> WHAT YOU WILL DO: Return the full listing exactly as it is written.

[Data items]
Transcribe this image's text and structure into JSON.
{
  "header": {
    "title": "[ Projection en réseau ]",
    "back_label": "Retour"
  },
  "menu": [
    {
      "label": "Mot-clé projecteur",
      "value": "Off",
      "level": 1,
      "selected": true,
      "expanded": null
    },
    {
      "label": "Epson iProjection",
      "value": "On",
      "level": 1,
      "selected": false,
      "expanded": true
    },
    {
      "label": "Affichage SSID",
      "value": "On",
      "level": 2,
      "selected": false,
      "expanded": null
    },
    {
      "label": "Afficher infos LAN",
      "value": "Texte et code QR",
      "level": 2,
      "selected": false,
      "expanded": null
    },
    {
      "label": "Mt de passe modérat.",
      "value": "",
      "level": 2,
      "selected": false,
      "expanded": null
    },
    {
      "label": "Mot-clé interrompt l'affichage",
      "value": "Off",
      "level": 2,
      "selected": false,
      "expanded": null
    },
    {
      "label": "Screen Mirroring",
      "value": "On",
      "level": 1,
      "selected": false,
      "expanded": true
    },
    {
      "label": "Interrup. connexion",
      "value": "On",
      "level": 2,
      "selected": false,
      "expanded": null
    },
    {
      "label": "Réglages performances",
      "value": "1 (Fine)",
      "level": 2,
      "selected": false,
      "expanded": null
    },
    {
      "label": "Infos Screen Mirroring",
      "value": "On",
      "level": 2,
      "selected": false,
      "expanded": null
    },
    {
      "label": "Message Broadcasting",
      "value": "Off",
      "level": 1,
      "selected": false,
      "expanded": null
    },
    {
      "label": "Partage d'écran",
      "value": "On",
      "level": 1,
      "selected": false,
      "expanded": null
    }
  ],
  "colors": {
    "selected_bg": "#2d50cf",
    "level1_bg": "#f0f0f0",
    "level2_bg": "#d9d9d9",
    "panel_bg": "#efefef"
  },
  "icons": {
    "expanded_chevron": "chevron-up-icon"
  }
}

> SOLUTION TO THIS TASK:
Transcribe this image's text and structure into JSON.
{
  "header": {
    "title": "[ Projection en réseau ]",
    "back_label": "Retour"
  },
  "menu": [
    {
      "label": "Mot-clé projecteur",
      "value": "Off",
      "level": 1,
      "selected": true,
      "expanded": null
    },
    {
      "label": "Epson iProjection",
      "value": "On",
      "level": 1,
      "selected": false,
      "expanded": true
    },
    {
      "label": "Affichage SSID",
      "value": "On",
      "level": 2,
      "selected": false,
      "expanded": null
    },
    {
      "label": "Afficher infos LAN",
      "value": "Texte et code QR",
      "level": 2,
      "selected": false,
      "expanded": null
    },
    {
      "label": "Mt de passe modérat.",
      "value": "",
      "level": 2,
      "selected": false,
      "expanded": null
    },
    {
      "label": "Mot-clé interrompt l'affichage",
      "value": "Off",
      "level": 2,
      "selected": false,
      "expanded": null
    },
    {
      "label": "Screen Mirroring",
      "value": "On",
      "level": 1,
      "selected": false,
      "expanded": true
    },
    {
      "label": "Interrup. connexion",
      "value": "On",
      "level": 2,
      "selected": false,
      "expanded": null
    },
    {
      "label": "Réglages performances",
      "value": "1 (Fine)",
      "level": 2,
      "selected": false,
      "expanded": null
    },
    {
      "label": "Infos Screen Mirroring",
      "value": "On",
      "level": 2,
      "selected": false,
      "expanded": null
    },
    {
      "label": "Message Broadcasting",
      "value": "Off",
      "level": 1,
      "selected": false,
      "expanded": null
    },
    {
      "label": "Partage d'écran",
      "value": "On",
      "level": 1,
      "selected": false,
      "expanded": null
    }
  ],
  "colors": {
    "selected_bg": "#2d50cf",
    "level1_bg": "#f0f0f0",
    "level2_bg": "#d9d9d9",
    "panel_bg": "#efefef"
  },
  "icons": {
    "expanded_chevron": "chevron-up-icon"
  }
}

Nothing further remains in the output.